* begin Provided information *

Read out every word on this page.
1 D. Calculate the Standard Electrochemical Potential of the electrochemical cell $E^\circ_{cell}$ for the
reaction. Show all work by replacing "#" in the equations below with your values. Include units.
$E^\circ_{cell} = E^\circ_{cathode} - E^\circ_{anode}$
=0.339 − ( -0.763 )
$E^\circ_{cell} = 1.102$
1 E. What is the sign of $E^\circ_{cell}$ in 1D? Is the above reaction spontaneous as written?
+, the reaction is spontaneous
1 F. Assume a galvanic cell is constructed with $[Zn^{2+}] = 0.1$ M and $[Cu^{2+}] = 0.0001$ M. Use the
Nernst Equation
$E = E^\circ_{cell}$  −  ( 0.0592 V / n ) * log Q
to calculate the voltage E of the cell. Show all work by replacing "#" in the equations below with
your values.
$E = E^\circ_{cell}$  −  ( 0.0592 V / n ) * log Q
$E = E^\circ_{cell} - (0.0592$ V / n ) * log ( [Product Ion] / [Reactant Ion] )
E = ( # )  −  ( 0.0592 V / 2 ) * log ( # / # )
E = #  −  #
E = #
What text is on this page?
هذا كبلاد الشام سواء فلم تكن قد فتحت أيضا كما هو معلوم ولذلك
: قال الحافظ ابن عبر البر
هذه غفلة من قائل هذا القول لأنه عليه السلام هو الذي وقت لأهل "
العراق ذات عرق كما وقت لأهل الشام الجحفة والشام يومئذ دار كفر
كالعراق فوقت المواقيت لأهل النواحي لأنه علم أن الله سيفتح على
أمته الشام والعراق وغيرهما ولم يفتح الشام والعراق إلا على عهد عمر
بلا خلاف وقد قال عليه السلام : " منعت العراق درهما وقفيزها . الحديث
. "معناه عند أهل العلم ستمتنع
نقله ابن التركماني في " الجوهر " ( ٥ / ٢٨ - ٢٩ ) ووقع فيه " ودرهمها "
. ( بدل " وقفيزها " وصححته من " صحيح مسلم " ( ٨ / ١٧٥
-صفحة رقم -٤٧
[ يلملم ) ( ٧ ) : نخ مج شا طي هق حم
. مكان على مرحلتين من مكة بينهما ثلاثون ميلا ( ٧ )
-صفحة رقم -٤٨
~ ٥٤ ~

* end Provided information *

=== Task to carry out ===
Nothing but the lines from the line with "What text is on this page?" to the last line of the listing above should appear; please retype them exactly, both ends included.

=== The response ===
What text is on this page?
هذا كبلاد الشام سواء فلم تكن قد فتحت أيضا كما هو معلوم ولذلك
: قال الحافظ ابن عبر البر
هذه غفلة من قائل هذا القول لأنه عليه السلام هو الذي وقت لأهل "
العراق ذات عرق كما وقت لأهل الشام الجحفة والشام يومئذ دار كفر
كالعراق فوقت المواقيت لأهل النواحي لأنه علم أن الله سيفتح على
أمته الشام والعراق وغيرهما ولم يفتح الشام والعراق إلا على عهد عمر
بلا خلاف وقد قال عليه السلام : " منعت العراق درهما وقفيزها . الحديث
. "معناه عند أهل العلم ستمتنع
نقله ابن التركماني في " الجوهر " ( ٥ / ٢٨ - ٢٩ ) ووقع فيه " ودرهمها "
. ( بدل " وقفيزها " وصححته من " صحيح مسلم " ( ٨ / ١٧٥
-صفحة رقم -٤٧
[ يلملم ) ( ٧ ) : نخ مج شا طي هق حم
. مكان على مرحلتين من مكة بينهما ثلاثون ميلا ( ٧ )
-صفحة رقم -٤٨
~ ٥٤ ~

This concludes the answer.